• _Records shown_
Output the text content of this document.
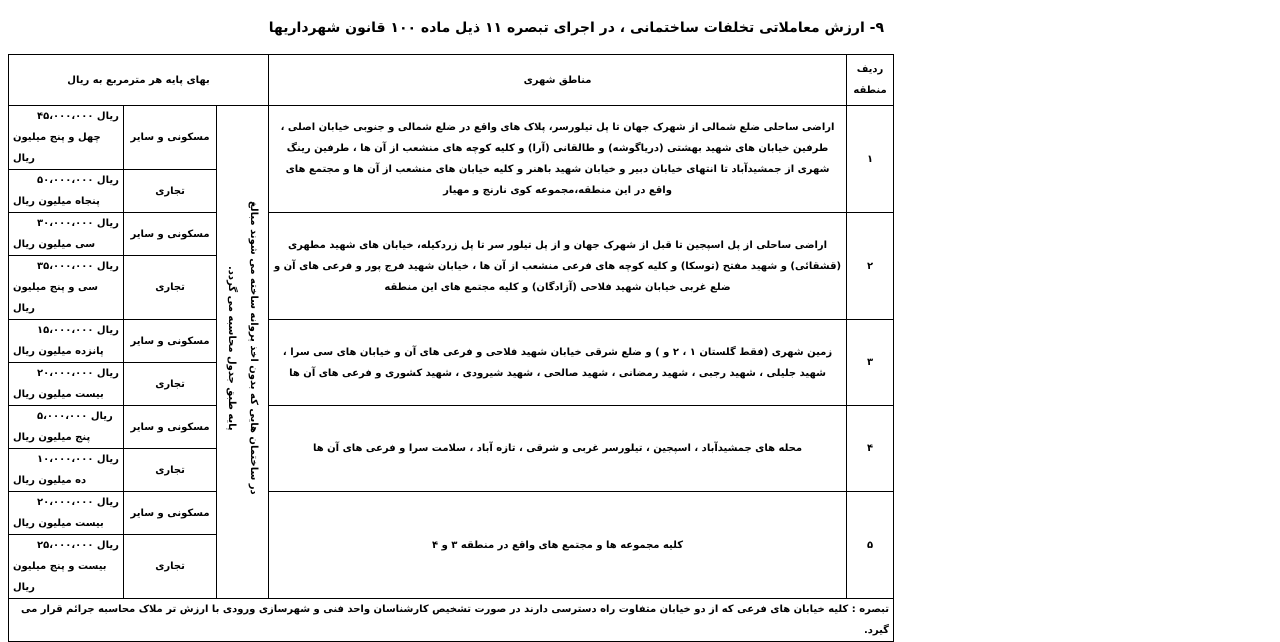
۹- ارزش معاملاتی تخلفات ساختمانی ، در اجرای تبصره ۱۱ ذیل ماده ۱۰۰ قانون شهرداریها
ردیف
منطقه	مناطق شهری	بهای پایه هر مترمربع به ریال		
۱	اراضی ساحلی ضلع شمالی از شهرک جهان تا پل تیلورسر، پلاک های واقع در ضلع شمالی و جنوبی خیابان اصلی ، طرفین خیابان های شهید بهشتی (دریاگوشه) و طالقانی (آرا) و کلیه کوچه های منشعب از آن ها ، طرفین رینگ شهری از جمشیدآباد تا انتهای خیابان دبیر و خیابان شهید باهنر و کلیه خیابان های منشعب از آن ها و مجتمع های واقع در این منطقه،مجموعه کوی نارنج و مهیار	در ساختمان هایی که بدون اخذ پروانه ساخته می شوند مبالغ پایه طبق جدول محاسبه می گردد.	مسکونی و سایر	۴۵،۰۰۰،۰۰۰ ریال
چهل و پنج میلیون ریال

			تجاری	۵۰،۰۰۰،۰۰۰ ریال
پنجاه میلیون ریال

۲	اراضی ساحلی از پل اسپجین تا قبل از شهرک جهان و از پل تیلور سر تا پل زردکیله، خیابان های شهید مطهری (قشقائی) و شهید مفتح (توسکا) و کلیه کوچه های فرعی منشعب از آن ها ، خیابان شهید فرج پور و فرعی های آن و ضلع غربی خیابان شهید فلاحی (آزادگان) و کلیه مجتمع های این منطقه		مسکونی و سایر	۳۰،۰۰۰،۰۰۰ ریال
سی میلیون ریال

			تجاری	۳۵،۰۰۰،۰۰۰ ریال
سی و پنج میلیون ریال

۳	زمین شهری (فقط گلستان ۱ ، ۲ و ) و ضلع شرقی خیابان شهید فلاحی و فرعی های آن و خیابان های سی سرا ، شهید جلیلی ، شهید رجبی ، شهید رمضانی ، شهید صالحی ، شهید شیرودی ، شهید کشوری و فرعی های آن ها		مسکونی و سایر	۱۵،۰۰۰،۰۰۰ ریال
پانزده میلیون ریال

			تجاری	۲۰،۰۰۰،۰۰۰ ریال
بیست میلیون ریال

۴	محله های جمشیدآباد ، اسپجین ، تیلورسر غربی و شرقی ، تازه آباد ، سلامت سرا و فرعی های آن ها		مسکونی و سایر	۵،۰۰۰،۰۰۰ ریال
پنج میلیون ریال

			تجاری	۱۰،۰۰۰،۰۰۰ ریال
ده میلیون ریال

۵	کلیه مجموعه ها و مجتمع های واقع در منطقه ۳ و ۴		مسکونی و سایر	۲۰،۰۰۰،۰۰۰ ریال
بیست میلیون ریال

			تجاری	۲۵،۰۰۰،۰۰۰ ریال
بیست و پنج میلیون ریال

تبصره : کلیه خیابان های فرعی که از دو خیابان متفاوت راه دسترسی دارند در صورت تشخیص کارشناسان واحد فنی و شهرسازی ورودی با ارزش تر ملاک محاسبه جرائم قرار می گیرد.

* * *

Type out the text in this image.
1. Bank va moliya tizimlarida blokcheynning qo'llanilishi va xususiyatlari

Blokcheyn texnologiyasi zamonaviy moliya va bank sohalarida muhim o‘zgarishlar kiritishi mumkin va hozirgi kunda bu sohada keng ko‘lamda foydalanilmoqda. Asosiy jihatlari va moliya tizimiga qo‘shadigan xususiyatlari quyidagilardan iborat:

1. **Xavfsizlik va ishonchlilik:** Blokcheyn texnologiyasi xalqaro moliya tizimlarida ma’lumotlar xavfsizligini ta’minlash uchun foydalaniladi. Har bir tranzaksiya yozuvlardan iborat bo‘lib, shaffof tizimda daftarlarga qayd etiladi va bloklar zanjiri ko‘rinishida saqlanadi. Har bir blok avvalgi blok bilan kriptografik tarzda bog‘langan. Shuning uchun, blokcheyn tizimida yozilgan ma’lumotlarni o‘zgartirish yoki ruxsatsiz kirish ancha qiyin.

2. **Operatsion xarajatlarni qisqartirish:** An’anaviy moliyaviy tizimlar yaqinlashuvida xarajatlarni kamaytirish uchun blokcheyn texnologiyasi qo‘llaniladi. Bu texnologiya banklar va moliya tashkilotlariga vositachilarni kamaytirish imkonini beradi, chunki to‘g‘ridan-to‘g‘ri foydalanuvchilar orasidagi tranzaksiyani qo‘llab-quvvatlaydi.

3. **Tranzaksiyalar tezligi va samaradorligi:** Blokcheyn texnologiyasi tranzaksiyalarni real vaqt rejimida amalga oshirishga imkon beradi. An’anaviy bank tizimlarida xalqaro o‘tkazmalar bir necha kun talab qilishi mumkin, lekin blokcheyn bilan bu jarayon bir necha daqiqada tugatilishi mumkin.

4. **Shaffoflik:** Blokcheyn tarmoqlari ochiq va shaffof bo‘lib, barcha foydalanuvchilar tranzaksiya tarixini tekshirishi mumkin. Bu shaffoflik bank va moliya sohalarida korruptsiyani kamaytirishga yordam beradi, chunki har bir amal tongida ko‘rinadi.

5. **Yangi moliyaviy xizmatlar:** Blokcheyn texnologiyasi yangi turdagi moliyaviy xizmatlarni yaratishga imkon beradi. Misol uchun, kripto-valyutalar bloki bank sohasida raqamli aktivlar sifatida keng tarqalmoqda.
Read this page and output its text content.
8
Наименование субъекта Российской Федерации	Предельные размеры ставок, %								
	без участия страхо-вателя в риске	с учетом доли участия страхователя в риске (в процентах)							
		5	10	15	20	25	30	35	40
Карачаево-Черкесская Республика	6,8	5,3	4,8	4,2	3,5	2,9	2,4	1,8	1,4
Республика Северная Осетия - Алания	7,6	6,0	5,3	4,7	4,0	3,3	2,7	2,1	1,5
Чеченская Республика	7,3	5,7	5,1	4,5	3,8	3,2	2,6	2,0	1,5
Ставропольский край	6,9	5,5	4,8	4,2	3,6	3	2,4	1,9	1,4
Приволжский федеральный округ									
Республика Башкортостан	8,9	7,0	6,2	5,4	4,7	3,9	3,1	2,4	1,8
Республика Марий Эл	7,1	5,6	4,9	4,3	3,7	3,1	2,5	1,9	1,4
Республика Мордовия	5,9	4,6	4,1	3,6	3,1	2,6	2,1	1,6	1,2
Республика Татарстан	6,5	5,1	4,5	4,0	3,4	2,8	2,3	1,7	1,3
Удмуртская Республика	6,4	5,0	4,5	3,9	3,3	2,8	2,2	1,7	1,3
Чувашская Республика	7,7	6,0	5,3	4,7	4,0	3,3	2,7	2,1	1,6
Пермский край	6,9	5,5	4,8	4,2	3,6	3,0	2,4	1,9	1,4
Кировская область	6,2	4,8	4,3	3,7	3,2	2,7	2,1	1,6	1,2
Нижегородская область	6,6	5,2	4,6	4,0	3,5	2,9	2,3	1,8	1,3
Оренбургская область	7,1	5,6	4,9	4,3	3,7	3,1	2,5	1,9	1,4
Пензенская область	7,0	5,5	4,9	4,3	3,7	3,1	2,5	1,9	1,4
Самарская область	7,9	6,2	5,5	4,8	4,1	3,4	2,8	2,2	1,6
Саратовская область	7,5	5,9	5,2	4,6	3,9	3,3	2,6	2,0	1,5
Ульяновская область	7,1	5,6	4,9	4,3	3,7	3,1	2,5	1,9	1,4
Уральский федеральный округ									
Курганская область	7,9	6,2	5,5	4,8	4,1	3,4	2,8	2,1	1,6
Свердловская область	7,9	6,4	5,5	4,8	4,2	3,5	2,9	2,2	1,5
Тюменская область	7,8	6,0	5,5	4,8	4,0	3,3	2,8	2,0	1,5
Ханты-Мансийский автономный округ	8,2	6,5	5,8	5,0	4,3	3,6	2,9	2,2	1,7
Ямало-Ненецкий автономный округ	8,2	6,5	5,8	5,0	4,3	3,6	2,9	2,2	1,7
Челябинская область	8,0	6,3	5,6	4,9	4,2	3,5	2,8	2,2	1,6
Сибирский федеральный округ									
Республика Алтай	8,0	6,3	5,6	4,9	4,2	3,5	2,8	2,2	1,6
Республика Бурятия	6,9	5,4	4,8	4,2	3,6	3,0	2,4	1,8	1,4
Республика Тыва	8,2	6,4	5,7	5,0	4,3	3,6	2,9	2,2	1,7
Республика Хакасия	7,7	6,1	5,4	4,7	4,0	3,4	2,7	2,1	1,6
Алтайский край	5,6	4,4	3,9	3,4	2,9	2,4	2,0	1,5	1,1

• _Written instruction_
In the entries above, find every line holding the word "شهرک" and copy it out.

• _Full response_
۱	اراضی ساحلی ضلع شمالی از شهرک جهان تا پل تیلورسر، پلاک های واقع در ضلع شمالی و جنوبی خیابان اصلی ، طرفین خیابان های شهید بهشتی (دریاگوشه) و طالقانی (آرا) و کلیه کوچه های منشعب از آن ها ، طرفین رینگ شهری از جمشیدآباد تا انتهای خیابان دبیر و خیابان شهید باهنر و کلیه خیابان های منشعب از آن ها و مجتمع های واقع در این منطقه،مجموعه کوی نارنج و مهیار	در ساختمان هایی که بدون اخذ پروانه ساخته می شوند مبالغ پایه طبق جدول محاسبه می گردد.	مسکونی و سایر	۴۵،۰۰۰،۰۰۰ ریال
۲	اراضی ساحلی از پل اسپجین تا قبل از شهرک جهان و از پل تیلور سر تا پل زردکیله، خیابان های شهید مطهری (قشقائی) و شهید مفتح (توسکا) و کلیه کوچه های فرعی منشعب از آن ها ، خیابان شهید فرج پور و فرعی های آن و ضلع غربی خیابان شهید فلاحی (آزادگان) و کلیه مجتمع های این منطقه		مسکونی و سایر	۳۰،۰۰۰،۰۰۰ ریال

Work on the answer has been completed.